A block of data
# # # # # # #

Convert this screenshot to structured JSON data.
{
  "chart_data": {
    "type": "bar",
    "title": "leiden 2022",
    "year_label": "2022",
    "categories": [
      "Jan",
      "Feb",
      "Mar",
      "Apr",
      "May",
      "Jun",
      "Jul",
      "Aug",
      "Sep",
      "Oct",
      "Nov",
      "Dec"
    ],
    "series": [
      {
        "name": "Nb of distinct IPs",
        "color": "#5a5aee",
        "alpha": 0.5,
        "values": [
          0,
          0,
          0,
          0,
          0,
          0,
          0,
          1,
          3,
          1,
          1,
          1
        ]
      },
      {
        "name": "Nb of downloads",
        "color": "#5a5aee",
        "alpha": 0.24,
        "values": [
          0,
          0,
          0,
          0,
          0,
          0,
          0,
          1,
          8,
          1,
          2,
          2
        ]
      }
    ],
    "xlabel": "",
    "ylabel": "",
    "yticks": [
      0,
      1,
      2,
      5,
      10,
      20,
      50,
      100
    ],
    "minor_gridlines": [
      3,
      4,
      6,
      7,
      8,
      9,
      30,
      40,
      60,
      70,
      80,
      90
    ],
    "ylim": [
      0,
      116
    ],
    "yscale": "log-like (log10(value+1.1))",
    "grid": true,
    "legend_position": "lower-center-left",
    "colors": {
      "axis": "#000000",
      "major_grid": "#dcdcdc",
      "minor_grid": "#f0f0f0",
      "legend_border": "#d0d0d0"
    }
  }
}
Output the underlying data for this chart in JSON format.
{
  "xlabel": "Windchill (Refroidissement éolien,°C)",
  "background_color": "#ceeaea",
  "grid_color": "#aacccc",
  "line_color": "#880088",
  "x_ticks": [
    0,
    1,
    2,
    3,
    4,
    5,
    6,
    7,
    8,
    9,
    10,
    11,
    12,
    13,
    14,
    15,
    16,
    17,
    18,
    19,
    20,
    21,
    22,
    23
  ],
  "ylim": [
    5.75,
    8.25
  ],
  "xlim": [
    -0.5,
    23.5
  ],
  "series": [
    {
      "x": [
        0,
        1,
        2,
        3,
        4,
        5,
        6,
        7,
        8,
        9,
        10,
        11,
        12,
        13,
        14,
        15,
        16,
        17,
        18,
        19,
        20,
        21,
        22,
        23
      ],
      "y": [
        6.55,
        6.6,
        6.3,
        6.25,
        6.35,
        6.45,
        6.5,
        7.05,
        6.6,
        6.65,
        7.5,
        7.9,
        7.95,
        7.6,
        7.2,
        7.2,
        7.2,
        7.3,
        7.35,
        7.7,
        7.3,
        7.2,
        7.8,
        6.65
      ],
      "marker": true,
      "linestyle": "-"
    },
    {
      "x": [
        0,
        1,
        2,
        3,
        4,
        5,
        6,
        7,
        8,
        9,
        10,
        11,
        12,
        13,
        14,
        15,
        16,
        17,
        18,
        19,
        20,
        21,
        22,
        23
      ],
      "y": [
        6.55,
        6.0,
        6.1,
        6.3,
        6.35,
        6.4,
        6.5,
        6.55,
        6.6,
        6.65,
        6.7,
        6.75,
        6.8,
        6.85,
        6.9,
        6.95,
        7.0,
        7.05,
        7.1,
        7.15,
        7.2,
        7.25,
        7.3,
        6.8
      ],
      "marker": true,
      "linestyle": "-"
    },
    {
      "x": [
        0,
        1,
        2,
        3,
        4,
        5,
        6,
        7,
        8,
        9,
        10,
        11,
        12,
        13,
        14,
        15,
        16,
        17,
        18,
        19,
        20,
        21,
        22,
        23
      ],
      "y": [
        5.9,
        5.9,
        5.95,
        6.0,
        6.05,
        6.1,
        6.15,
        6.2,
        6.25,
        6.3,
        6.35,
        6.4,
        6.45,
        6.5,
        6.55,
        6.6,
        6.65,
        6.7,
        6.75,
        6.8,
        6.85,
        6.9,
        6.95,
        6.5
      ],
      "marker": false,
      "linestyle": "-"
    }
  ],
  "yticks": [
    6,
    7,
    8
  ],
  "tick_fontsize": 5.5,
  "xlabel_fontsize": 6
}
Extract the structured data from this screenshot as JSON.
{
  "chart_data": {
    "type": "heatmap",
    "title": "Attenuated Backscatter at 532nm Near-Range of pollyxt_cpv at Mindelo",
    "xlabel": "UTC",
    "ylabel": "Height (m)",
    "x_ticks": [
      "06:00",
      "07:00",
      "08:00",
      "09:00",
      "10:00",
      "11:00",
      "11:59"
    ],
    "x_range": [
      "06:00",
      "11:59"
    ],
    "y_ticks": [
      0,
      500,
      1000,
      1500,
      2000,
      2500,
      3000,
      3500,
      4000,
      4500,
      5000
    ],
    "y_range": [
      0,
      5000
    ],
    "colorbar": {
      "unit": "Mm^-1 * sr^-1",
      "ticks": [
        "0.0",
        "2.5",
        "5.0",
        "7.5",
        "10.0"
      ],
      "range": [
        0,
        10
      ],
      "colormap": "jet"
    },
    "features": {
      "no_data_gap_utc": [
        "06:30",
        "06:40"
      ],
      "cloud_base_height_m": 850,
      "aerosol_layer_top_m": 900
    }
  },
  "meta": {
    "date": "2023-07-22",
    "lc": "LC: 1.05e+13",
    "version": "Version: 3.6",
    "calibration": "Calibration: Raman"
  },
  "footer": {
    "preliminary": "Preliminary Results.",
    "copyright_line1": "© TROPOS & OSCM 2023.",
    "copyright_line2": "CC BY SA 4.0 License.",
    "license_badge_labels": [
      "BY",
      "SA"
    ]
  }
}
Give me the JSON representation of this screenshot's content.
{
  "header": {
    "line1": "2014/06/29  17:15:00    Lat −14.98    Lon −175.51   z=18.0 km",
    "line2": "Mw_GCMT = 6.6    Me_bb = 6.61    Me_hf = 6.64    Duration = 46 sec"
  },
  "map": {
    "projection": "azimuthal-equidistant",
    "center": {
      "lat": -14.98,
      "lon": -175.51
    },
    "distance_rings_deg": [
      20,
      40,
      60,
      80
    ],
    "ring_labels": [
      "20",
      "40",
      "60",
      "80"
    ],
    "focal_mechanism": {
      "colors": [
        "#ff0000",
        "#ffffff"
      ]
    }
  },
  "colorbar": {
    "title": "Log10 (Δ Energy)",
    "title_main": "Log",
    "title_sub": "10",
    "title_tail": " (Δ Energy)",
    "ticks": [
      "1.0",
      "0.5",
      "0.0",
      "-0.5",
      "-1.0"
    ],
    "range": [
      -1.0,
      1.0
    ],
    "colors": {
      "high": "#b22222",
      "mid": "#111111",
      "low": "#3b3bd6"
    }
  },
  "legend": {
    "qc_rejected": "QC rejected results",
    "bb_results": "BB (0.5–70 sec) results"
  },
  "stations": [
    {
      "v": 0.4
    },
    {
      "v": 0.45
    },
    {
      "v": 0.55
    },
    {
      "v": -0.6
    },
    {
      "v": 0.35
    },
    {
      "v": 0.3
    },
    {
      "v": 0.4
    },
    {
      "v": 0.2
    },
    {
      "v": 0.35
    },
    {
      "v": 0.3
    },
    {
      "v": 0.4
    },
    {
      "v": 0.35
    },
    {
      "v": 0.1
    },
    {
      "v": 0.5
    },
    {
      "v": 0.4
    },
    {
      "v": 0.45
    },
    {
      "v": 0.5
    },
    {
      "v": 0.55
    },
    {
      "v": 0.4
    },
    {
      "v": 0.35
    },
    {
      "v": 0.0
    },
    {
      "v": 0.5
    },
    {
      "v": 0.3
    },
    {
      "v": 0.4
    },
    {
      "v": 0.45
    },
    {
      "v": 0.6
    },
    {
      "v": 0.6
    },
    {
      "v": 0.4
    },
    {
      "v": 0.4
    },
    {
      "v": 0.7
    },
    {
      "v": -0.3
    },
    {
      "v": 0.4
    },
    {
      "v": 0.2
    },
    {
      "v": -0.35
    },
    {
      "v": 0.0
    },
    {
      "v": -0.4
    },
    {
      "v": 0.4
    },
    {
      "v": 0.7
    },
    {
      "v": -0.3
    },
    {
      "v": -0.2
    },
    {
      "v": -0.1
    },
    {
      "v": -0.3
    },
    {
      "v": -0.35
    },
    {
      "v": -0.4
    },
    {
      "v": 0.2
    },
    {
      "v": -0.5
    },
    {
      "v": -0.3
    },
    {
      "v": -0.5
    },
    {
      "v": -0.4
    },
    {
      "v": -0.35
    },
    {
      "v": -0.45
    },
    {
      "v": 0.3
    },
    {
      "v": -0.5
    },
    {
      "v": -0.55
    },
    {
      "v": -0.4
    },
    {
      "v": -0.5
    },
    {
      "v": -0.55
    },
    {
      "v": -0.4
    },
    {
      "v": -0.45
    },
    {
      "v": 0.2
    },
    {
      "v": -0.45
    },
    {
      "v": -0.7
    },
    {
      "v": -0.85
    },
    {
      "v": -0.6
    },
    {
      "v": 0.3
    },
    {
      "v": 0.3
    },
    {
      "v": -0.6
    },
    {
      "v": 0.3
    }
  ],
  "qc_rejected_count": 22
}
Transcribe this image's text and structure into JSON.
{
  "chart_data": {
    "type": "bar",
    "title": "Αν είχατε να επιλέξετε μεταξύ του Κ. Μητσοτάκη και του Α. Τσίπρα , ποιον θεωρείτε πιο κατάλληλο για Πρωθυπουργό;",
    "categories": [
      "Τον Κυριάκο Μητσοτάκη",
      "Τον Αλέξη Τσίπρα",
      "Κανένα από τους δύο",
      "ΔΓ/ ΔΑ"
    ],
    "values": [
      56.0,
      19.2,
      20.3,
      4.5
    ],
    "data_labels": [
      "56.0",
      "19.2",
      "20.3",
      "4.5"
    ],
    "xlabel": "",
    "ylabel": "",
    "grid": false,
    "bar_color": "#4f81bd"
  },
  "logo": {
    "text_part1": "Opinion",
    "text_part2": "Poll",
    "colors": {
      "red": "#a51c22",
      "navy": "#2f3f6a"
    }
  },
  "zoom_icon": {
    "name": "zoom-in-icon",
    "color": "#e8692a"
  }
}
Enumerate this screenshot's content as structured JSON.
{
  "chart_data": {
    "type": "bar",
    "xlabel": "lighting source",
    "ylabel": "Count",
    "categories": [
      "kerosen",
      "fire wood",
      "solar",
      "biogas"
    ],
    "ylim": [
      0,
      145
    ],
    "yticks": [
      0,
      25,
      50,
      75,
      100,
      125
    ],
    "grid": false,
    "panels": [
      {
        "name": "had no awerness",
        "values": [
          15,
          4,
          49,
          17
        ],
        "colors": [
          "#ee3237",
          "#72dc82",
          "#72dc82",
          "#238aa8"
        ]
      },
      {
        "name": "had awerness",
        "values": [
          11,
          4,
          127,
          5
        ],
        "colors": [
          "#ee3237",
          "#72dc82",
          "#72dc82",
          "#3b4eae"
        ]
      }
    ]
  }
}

# # # # # # #

* _DIRECTIONS_: Where a line above contains the word "Μητσοτάκη", copy that line.

* _OUTPUT OF THE TASK_:
    "title": "Αν είχατε να επιλέξετε μεταξύ του Κ. Μητσοτάκη και του Α. Τσίπρα , ποιον θεωρείτε πιο κατάλληλο για Πρωθυπουργό;",
      "Τον Κυριάκο Μητσοτάκη",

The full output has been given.